Listing:
—————
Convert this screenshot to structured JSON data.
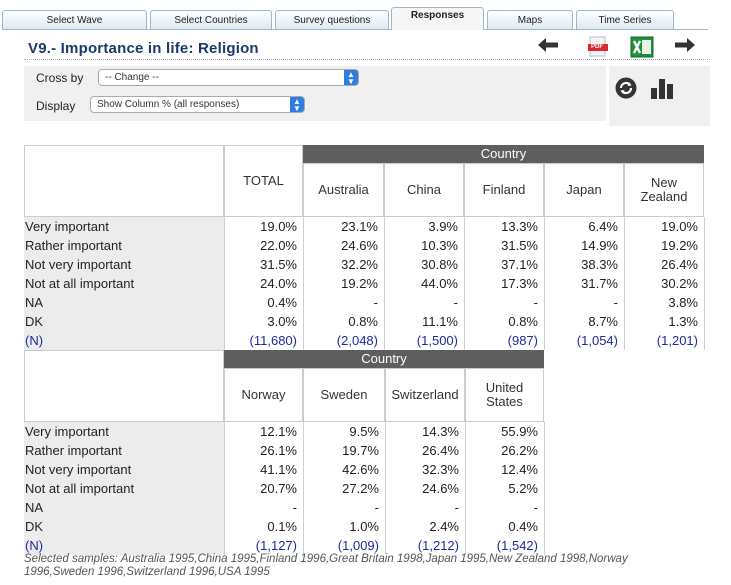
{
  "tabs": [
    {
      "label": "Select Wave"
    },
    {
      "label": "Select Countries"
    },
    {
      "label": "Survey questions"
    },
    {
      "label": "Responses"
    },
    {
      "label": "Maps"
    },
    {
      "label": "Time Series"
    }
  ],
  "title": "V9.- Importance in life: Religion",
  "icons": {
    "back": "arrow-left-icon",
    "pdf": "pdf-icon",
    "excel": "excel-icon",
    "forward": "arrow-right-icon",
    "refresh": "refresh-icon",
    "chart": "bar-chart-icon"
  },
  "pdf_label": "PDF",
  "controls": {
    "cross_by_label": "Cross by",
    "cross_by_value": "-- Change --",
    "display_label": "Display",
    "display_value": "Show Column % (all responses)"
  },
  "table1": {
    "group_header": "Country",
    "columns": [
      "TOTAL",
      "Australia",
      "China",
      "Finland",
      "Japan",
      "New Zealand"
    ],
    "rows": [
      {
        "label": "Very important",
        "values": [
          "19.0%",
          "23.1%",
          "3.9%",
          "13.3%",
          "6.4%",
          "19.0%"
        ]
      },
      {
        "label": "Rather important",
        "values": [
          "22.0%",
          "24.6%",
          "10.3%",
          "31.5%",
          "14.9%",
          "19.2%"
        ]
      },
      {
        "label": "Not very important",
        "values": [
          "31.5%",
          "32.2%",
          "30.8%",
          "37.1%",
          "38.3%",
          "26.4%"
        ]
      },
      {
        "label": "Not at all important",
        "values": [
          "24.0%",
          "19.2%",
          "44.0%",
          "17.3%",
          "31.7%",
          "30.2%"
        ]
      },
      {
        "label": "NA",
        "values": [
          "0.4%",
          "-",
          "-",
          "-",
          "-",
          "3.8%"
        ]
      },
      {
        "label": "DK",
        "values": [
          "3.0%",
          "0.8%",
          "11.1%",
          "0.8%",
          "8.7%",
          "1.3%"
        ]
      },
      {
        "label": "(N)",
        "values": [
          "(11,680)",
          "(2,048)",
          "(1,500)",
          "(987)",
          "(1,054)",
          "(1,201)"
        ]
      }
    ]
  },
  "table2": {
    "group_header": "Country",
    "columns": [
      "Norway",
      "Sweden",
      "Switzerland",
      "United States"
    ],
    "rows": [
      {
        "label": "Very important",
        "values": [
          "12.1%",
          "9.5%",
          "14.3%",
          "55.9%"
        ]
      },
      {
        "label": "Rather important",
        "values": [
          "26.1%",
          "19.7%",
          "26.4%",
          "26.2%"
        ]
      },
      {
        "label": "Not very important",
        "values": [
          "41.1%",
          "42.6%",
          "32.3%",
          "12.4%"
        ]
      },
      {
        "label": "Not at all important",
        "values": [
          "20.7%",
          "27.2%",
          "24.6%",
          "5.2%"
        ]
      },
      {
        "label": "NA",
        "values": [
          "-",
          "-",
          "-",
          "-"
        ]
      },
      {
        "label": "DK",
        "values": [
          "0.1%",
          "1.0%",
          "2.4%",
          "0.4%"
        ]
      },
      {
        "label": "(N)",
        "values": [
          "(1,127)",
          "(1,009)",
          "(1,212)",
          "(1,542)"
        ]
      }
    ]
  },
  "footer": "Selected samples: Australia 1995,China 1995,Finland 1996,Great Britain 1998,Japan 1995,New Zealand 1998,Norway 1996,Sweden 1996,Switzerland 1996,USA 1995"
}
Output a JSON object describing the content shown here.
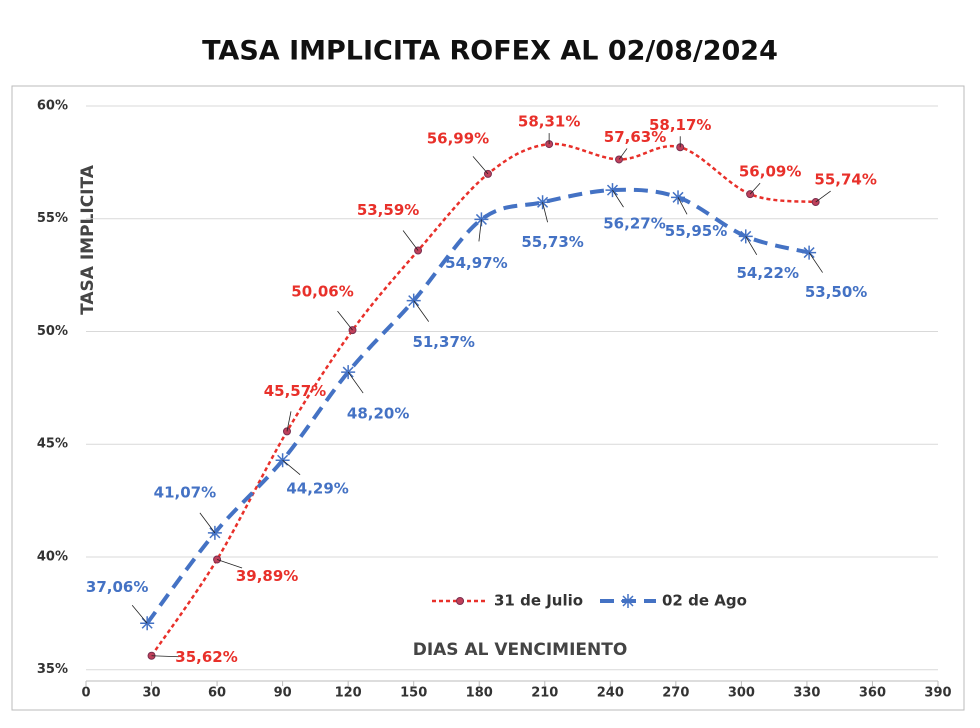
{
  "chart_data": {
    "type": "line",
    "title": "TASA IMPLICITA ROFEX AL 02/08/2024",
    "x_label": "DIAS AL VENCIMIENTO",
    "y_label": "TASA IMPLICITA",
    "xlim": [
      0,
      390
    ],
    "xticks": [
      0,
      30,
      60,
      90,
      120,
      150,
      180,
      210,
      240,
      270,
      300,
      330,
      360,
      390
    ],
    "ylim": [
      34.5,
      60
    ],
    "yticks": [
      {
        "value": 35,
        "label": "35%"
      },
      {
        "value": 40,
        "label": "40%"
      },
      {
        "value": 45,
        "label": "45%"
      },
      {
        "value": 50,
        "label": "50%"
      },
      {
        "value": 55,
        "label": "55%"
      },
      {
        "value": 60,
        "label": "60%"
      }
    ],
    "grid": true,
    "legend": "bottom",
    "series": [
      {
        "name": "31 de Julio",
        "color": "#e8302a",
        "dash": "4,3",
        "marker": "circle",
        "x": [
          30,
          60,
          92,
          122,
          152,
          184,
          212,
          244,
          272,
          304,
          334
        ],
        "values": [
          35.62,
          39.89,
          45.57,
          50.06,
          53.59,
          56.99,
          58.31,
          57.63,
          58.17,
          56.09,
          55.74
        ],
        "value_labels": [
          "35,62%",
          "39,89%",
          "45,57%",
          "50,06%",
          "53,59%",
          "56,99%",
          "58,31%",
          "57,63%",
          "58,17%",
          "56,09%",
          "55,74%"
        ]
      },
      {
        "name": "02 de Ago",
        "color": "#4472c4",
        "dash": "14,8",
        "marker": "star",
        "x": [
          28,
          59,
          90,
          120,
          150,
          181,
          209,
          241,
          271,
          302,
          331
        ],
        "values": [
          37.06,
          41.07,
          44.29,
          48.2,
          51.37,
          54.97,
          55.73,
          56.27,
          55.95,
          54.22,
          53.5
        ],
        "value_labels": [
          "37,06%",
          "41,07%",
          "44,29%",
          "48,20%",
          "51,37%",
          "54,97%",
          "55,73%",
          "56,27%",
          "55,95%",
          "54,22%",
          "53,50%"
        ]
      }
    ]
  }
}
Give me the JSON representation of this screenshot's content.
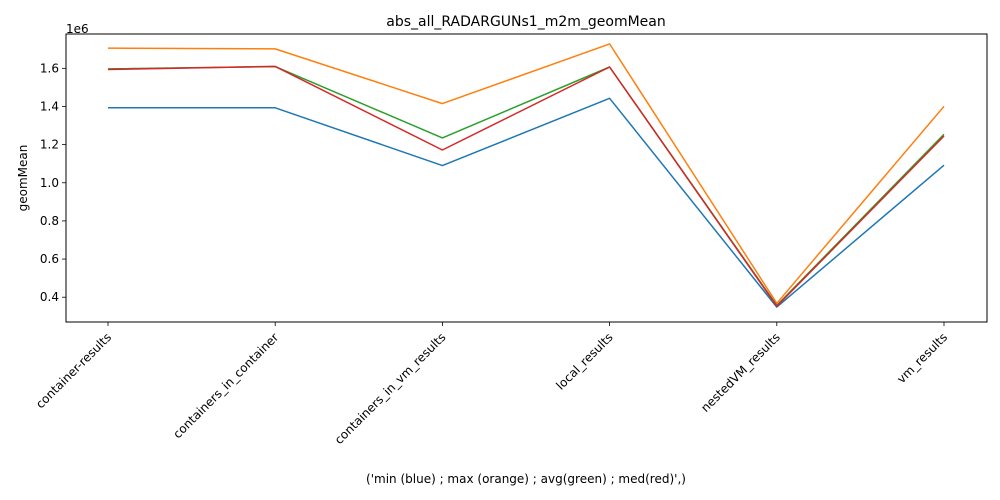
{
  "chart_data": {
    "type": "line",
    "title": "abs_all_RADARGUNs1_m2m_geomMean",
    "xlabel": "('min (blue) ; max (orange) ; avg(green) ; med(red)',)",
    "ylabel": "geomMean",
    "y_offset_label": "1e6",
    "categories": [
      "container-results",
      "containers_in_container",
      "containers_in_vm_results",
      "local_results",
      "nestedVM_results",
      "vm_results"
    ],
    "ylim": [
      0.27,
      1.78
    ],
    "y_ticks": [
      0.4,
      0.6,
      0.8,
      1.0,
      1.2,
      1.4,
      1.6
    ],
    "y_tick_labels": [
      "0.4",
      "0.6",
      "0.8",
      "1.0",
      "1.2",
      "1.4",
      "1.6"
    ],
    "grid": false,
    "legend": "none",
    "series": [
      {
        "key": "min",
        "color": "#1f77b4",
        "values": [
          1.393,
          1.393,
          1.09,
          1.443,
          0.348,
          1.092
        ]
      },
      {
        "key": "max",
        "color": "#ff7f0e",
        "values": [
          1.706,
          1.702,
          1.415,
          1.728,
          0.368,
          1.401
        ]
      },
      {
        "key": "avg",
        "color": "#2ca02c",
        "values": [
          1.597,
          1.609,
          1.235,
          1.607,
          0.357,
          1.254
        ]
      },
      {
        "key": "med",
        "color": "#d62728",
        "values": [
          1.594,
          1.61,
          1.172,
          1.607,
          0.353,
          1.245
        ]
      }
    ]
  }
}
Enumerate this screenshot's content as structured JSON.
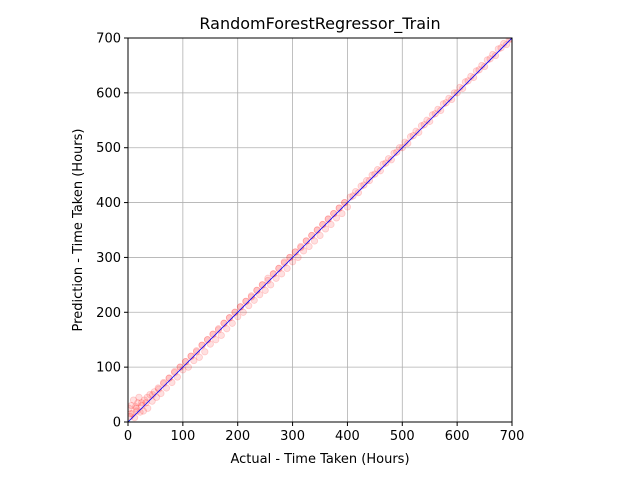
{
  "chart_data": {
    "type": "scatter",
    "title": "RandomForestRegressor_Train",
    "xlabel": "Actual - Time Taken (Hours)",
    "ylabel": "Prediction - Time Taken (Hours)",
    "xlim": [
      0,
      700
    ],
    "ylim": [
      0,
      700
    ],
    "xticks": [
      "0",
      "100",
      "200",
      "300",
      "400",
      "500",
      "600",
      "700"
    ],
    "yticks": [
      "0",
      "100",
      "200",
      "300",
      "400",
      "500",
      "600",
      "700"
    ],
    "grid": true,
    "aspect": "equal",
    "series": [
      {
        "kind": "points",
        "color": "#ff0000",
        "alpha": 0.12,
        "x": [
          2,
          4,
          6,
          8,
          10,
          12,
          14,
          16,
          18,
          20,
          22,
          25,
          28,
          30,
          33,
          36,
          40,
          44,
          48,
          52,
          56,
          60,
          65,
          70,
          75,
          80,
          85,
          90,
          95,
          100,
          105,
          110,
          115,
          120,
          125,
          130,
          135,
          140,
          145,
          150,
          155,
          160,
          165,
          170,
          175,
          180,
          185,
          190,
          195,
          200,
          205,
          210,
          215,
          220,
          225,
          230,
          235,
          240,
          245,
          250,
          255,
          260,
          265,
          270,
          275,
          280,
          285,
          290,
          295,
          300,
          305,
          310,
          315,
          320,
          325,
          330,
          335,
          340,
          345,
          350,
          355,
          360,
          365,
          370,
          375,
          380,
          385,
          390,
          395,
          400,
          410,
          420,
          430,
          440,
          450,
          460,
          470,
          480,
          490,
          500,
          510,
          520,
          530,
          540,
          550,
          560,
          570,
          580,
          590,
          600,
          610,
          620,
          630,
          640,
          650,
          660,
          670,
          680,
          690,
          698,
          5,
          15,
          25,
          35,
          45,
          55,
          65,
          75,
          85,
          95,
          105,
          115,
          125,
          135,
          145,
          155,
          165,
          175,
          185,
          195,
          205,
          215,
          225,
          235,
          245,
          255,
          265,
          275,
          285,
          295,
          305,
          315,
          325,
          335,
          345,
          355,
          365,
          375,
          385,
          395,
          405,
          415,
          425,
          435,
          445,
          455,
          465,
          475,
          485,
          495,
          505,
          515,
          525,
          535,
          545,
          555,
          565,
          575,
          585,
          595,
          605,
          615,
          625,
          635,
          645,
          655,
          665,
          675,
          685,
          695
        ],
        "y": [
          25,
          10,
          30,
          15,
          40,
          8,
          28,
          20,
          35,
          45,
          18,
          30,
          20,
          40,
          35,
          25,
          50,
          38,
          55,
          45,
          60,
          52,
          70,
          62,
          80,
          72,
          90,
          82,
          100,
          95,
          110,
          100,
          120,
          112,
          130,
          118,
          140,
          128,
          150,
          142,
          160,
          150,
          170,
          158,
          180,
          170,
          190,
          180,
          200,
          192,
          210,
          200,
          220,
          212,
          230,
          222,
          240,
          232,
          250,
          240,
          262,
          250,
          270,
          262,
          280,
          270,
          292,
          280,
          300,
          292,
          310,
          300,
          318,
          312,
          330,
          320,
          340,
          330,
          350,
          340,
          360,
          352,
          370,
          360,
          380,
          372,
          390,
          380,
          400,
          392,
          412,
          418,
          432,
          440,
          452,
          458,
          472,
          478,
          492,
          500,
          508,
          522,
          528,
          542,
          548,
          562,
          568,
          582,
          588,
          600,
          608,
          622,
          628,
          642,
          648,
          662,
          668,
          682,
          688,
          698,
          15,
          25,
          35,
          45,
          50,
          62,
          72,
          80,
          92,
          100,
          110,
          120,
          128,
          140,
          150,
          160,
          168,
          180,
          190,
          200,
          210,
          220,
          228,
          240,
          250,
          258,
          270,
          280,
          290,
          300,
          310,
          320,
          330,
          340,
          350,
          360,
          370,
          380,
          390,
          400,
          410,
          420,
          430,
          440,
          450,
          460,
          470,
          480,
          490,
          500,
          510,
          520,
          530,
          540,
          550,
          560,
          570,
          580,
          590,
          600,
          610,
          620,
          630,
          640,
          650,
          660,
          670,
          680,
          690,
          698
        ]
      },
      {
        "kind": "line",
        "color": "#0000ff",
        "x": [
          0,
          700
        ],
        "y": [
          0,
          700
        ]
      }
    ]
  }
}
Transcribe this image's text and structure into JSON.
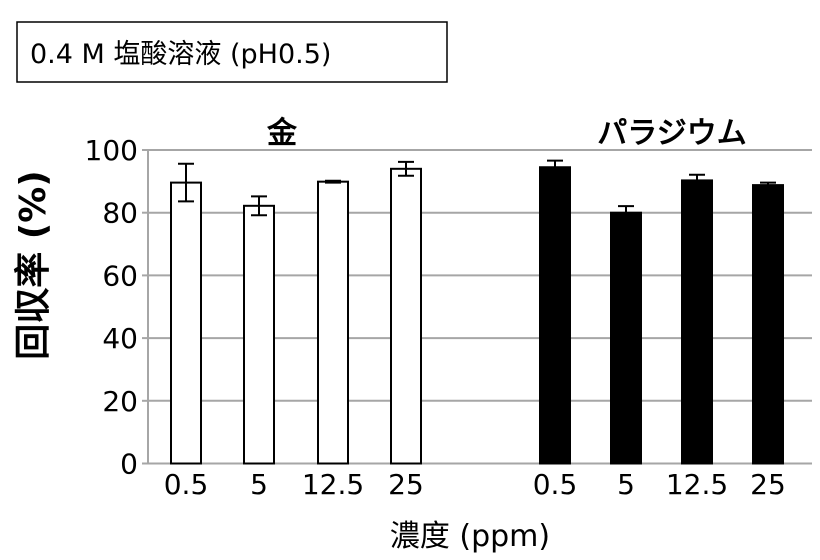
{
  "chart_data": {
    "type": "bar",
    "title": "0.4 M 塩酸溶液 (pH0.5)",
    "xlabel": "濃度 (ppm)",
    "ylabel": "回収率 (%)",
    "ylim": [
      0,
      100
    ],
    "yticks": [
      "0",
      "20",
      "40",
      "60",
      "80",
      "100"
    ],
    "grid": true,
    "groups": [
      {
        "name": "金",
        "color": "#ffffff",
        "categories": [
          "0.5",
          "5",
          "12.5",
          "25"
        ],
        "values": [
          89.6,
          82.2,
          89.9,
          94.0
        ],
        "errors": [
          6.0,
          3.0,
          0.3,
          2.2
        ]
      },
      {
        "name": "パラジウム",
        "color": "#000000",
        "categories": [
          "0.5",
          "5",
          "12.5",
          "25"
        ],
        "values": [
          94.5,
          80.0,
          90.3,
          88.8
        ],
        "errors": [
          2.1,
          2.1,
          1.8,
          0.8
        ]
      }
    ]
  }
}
—————
Requirements:
Select every line in the records above that contains the word "content".

Solution to the problem:
Output a JSON object describing the content shown here.
Give me the JSON representation of this screenshot's content.
Enumerate this screenshot's content as structured JSON.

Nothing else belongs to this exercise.